EXCERPT TO READ.
-=-=-
Device and method for producing defined properties of gradient layers in a system of multilayered coatings in sputtering installations

Abstract

Device and method for producing defined properties of gradient layers in a system of multilayered coatings in sputtering installations with the following features: a) a pair of cathodes arranged in a common process chamber and consisting of a first cathode body and a second cathode body is supplied with direct current by means of a common power supply, wherein, before entering the process chamber, the direct current is converted into a series of pulses comprising alternating positive and negative pulses with interpulse periods in between, b) an arrangement for controlling the length of the individual pulses and the duration of the respective interpulse periods.

Claims

1. A device for producing defined properties of gradient layers in a system of multilayered coatings on a substrate in a sputtering process, comprising: a cathode pair arranged in a common processing chamber, consisting of a first cathode body and a second cathode body, which is supplied with direct current by means of a common power supply, wherein the direct current is converted before entry into the processing chamber into a pulse sequence having alternating positive and negative pulses with interposed pulse pauses, an arrangement for independently controlling a length of the individual pulses and a duration of the respective pulse pauses; an arrangement for adjusting the first and second cathode bodies in such a manner that a common deposition region results on the substrate, and a common process gas system, which supplies a basic supply of the process gas, wherein a separate symmetrically arranged segmented process gas system is associated with each of the first and second cathode bodies, wherein the device comprises a machine-readable carrier having the program code of a computer program that, when executed, causes the common power supply to supply a positive pulse to the first cathode body and a negative pulse to the second cathode body, the positive pulse and the negative pulse being supplied in one pulse period to the respective first cathode and second cathode.

2. The device as claimed in claim 1, wherein the first cathode body is equipped with a different target material than the second cathode body.

3. The device as claimed in claim 1, wherein if cathode bodies in the form of tubes are used, the orientation of the magnetic fields of the individual tubular cathodes can be controlled.

4. The device as claimed in claim 1, wherein at least one or multiple turbomolecular pumps are arranged in each case above the cathode pair.

5. The device as claimed in claim 1, wherein each of the first and second cathode bodies is a planar cathode or a tubular cathode.

6. A method for producing defined properties of gradient layers in a system of multilayer coatings in a sputtering process, comprising: replacing a direct-current or mean frequency generator in the sputtering installation with a bipolar pulse generator, connecting an output supplying a positive pulse from a bipolar pulse generator to a first cathode corresponding to a first coating task, connecting an output supplying a negative pulse from the bipolar pulse generator to a second cathode corresponding to a second coating task, generating the positive and negative pulses in the bipolar pulse generator, and supplying the positive pulse to the first cathode and the negative pulse to the second cathode, the positive pulse and the negative pulse being supplied in one pulse period to the respective first cathode and second cathode, wherein a duration of the respective pulses is carried out in accordance with the first and second coating tasks to produce a gradient layer of the multilayer coating on a substrate, wherein the duration of the positive and negative pulses are independently varied, and wherein each of the positive and negative pulses includes one or more breaks between individual durations of the pulses that interrupt the sputtering process.
-=-=-
(Data items)

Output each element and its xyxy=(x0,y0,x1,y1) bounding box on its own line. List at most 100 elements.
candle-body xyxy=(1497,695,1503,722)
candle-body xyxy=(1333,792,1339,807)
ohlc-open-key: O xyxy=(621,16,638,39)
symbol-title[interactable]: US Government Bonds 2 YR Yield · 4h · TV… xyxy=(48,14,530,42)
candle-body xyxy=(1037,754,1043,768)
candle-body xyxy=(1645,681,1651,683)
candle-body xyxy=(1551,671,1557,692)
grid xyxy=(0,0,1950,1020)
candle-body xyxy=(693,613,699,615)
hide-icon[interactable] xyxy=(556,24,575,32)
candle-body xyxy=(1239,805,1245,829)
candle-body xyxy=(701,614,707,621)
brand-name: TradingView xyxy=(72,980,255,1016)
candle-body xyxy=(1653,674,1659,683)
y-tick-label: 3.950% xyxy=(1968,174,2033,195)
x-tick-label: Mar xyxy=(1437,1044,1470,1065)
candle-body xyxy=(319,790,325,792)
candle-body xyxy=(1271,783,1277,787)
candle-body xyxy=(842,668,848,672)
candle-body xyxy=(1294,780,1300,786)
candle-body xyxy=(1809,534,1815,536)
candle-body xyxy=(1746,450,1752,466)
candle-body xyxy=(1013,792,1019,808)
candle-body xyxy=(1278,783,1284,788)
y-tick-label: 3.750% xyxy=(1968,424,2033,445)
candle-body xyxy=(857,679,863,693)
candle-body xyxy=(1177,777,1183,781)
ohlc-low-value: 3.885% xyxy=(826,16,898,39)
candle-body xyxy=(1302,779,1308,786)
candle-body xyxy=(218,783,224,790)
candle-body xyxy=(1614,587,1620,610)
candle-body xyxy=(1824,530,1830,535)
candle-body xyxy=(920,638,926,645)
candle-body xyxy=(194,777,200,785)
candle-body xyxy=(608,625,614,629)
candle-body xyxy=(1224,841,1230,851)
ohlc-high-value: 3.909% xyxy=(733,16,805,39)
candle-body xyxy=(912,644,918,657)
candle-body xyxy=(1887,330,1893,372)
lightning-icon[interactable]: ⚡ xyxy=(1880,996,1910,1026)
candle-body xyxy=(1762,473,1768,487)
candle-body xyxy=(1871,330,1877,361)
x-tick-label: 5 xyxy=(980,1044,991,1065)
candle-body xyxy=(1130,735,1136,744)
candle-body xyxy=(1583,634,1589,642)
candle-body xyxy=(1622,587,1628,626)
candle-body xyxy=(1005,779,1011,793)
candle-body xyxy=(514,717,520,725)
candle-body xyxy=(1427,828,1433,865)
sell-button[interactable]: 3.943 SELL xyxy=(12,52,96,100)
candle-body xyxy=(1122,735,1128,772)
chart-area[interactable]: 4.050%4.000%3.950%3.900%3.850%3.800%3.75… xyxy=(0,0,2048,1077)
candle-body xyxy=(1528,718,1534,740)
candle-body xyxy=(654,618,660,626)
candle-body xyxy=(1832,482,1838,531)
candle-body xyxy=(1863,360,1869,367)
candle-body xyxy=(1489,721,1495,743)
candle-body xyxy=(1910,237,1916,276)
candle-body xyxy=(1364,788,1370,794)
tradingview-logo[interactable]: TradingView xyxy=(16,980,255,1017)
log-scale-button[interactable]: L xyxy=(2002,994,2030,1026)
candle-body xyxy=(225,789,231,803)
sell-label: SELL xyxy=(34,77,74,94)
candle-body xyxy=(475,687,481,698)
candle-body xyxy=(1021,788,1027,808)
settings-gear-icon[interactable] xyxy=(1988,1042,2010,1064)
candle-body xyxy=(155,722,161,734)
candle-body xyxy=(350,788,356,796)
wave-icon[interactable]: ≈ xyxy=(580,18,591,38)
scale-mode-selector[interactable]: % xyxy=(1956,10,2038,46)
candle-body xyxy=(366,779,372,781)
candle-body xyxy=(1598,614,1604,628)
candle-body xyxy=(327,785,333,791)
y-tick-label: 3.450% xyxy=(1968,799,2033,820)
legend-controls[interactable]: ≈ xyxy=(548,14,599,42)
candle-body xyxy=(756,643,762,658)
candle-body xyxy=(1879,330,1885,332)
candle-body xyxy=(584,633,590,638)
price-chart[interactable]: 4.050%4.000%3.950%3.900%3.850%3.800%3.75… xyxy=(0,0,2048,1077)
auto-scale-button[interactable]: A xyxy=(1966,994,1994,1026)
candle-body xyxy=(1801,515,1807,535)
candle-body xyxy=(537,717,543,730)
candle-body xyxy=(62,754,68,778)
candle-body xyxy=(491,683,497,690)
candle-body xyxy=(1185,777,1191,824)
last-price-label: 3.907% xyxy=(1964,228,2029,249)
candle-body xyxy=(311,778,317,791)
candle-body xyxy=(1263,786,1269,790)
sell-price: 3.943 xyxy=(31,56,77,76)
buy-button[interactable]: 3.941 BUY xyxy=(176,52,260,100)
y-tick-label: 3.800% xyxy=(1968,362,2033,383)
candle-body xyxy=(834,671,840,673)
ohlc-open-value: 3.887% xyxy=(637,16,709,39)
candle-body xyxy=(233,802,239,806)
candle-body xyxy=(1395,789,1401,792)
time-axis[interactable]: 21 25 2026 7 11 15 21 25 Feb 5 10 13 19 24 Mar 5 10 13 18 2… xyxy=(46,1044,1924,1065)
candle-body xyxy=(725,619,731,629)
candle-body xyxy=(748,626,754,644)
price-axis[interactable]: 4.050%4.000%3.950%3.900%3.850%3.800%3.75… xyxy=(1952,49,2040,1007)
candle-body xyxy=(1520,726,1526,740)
-=-=-
How would this sentence from the text on gradient layers in sputtering read in Spanish: "The device as claimed in claim 1, wherein each of the first and second cathode bodies is a planar cathode or a tubular cathode."?

WRITTEN ANSWER.
El dispositivo según la reivindicación 1, en el que cada uno de los cuerpos de cátodo primero y segundo es un cátodo plano o un cátodo tubular.